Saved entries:
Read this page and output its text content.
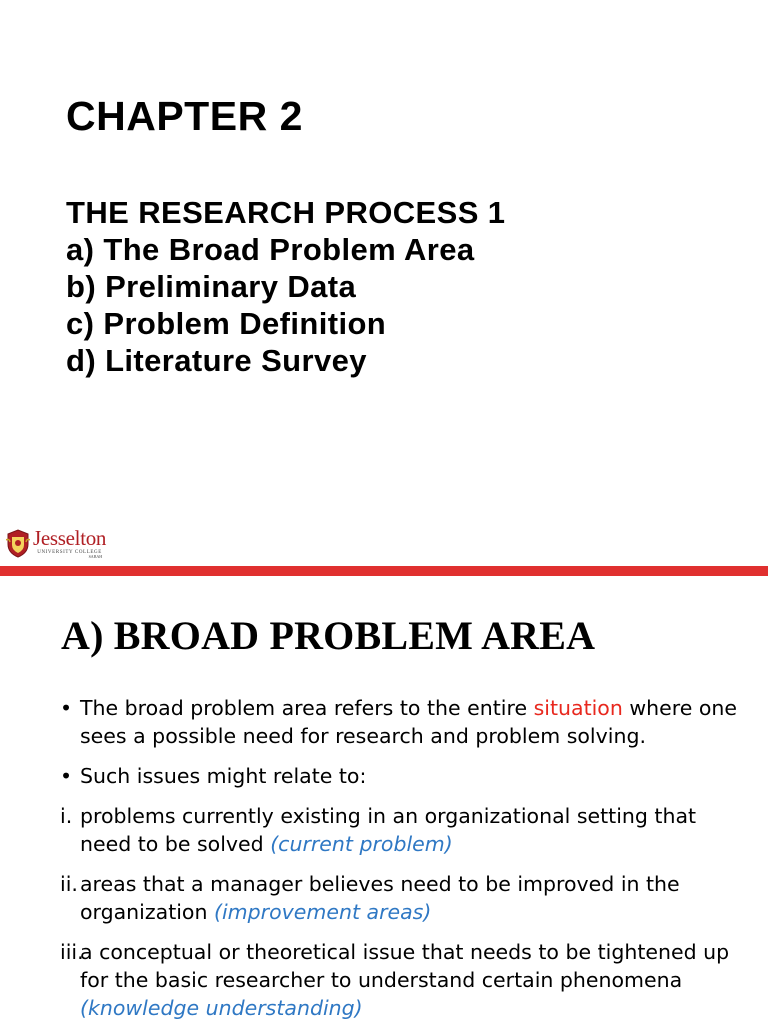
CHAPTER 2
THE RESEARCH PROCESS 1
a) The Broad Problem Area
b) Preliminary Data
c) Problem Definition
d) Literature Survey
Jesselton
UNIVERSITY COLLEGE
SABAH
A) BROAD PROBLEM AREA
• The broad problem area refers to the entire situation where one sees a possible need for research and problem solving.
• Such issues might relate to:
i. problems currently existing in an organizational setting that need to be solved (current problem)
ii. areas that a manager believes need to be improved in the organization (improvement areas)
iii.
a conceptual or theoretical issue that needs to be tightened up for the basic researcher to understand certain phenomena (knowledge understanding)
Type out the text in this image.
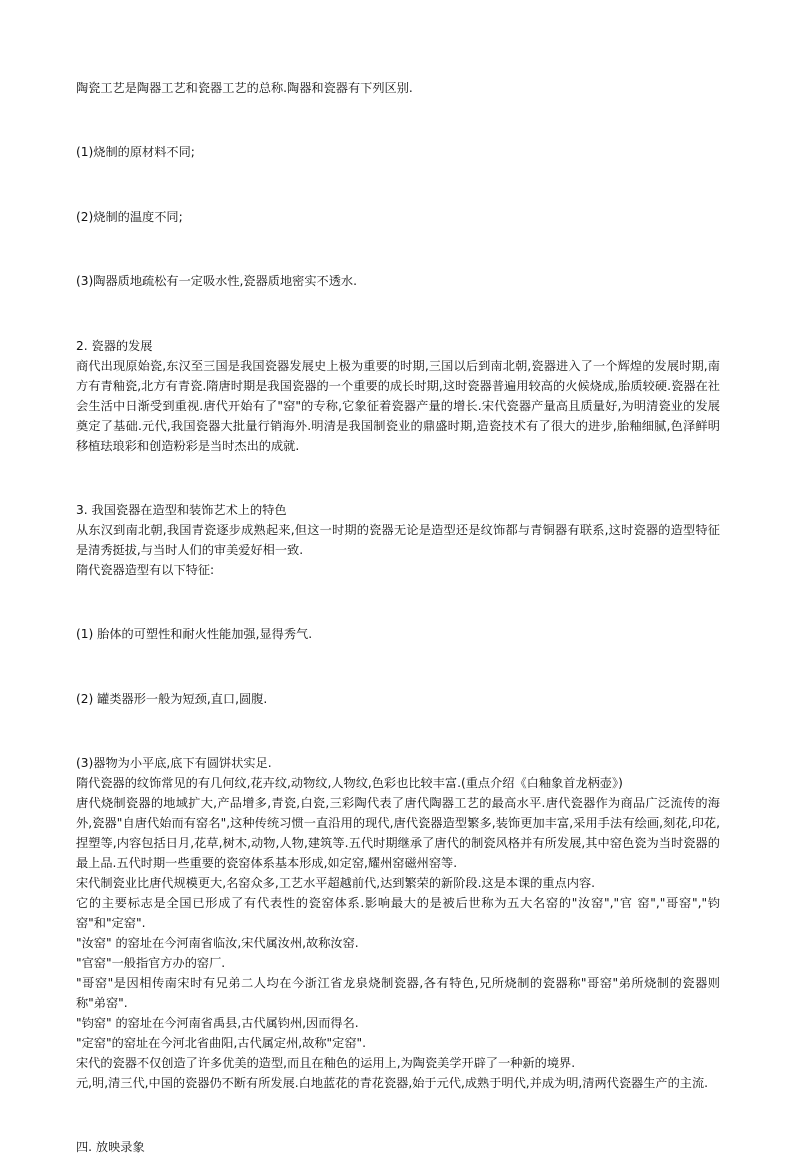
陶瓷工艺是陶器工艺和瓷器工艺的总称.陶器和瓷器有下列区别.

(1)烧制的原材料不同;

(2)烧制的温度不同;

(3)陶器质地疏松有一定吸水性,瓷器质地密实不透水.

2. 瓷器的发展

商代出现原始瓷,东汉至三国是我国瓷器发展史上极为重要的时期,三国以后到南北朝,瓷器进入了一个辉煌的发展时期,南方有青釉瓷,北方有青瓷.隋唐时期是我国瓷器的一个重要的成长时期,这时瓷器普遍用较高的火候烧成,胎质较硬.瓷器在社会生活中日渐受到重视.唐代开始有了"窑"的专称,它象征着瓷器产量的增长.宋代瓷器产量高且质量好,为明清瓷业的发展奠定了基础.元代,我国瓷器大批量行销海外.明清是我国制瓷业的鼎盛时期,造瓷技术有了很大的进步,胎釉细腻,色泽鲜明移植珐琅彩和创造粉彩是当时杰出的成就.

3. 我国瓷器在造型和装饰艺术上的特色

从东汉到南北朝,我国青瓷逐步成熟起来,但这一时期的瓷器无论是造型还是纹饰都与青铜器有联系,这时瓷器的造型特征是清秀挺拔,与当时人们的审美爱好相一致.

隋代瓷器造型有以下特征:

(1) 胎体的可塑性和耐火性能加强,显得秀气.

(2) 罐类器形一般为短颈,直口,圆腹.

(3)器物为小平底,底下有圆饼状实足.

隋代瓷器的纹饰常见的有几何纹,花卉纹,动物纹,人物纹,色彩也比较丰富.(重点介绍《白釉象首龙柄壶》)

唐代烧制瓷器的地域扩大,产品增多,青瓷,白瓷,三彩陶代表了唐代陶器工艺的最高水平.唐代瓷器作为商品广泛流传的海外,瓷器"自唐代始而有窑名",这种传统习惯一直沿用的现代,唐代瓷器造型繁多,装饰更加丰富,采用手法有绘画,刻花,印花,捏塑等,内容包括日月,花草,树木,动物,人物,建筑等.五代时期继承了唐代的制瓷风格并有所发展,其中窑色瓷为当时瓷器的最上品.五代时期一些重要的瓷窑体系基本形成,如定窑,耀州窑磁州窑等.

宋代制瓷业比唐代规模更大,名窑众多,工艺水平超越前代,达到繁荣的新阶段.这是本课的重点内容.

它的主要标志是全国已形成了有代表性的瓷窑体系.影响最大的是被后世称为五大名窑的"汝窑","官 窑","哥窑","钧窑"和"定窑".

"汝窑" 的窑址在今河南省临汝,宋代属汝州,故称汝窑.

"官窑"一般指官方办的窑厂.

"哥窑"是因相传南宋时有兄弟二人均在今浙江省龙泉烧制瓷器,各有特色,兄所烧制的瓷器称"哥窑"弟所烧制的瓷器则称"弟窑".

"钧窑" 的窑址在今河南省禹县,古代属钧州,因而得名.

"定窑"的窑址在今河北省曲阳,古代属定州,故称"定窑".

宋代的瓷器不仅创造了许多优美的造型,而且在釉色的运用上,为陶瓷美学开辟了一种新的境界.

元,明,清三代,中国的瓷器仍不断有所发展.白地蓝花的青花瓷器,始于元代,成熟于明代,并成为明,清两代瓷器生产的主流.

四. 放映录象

Task requirements = Each line in the data that holds the string "text" should be found and copied.

Response to the exercise =
Read this page and output its text content.
Type out the text in this image.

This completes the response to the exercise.